- [Aim of the task]: Transcribe the material verbatim in full; the pictures do not belong in the copy.

───── Dataset rows ─────

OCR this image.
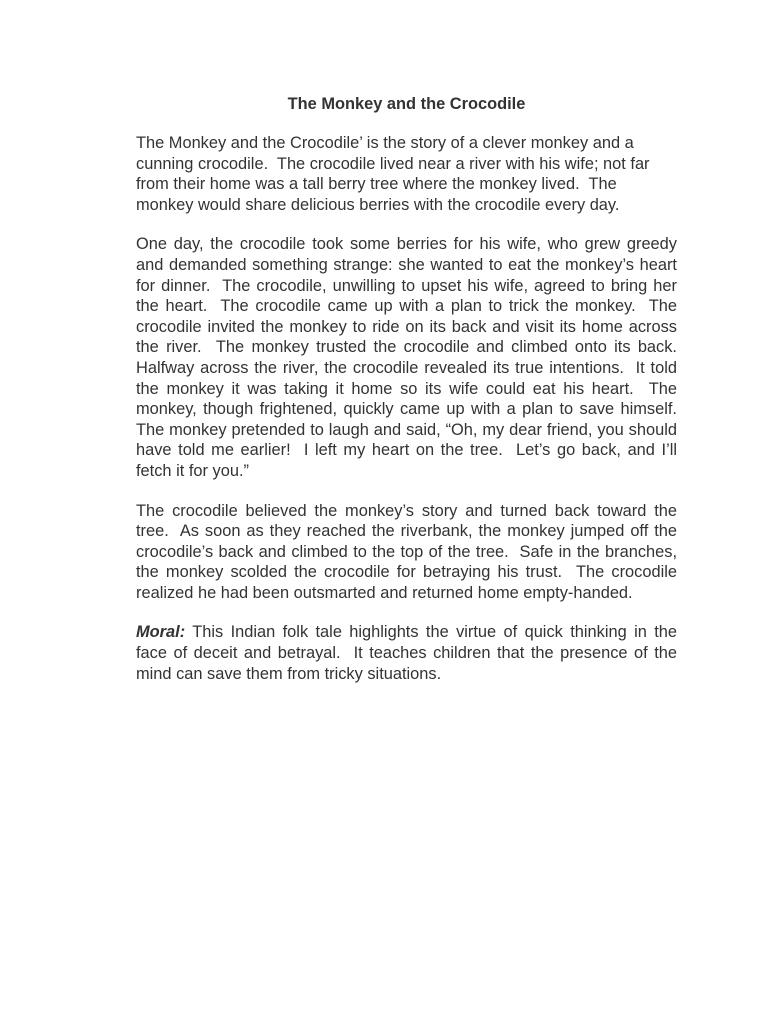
The Monkey and the Crocodile

The Monkey and the Crocodile’ is the story of a clever monkey and a cunning crocodile.  The crocodile lived near a river with his wife; not far from their home was a tall berry tree where the monkey lived.  The monkey would share delicious berries with the crocodile every day.

One day, the crocodile took some berries for his wife, who grew greedy and demanded something strange: she wanted to eat the monkey’s heart for dinner.  The crocodile, unwilling to upset his wife, agreed to bring her the heart.  The crocodile came up with a plan to trick the monkey.  The crocodile invited the monkey to ride on its back and visit its home across the river.  The monkey trusted the crocodile and climbed onto its back.  Halfway across the river, the crocodile revealed its true intentions.  It told the monkey it was taking it home so its wife could eat his heart.  The monkey, though frightened, quickly came up with a plan to save himself.  The monkey pretended to laugh and said, “Oh, my dear friend, you should have told me earlier!  I left my heart on the tree.  Let’s go back, and I’ll fetch it for you.”

The crocodile believed the monkey’s story and turned back toward the tree.  As soon as they reached the riverbank, the monkey jumped off the crocodile’s back and climbed to the top of the tree.  Safe in the branches, the monkey scolded the crocodile for betraying his trust.  The crocodile realized he had been outsmarted and returned home empty-handed.

Moral: This Indian folk tale highlights the virtue of quick thinking in the face of deceit and betrayal.  It teaches children that the presence of the mind can save them from tricky situations.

─────

- [Solution to this problem]:
OCR this image.
The Monkey and the Crocodile

The Monkey and the Crocodile’ is the story of a clever monkey and a cunning crocodile.  The crocodile lived near a river with his wife; not far from their home was a tall berry tree where the monkey lived.  The monkey would share delicious berries with the crocodile every day.

One day, the crocodile took some berries for his wife, who grew greedy and demanded something strange: she wanted to eat the monkey’s heart for dinner.  The crocodile, unwilling to upset his wife, agreed to bring her the heart.  The crocodile came up with a plan to trick the monkey.  The crocodile invited the monkey to ride on its back and visit its home across the river.  The monkey trusted the crocodile and climbed onto its back.  Halfway across the river, the crocodile revealed its true intentions.  It told the monkey it was taking it home so its wife could eat his heart.  The monkey, though frightened, quickly came up with a plan to save himself.  The monkey pretended to laugh and said, “Oh, my dear friend, you should have told me earlier!  I left my heart on the tree.  Let’s go back, and I’ll fetch it for you.”

The crocodile believed the monkey’s story and turned back toward the tree.  As soon as they reached the riverbank, the monkey jumped off the crocodile’s back and climbed to the top of the tree.  Safe in the branches, the monkey scolded the crocodile for betraying his trust.  The crocodile realized he had been outsmarted and returned home empty-handed.

Moral: This Indian folk tale highlights the virtue of quick thinking in the face of deceit and betrayal.  It teaches children that the presence of the mind can save them from tricky situations.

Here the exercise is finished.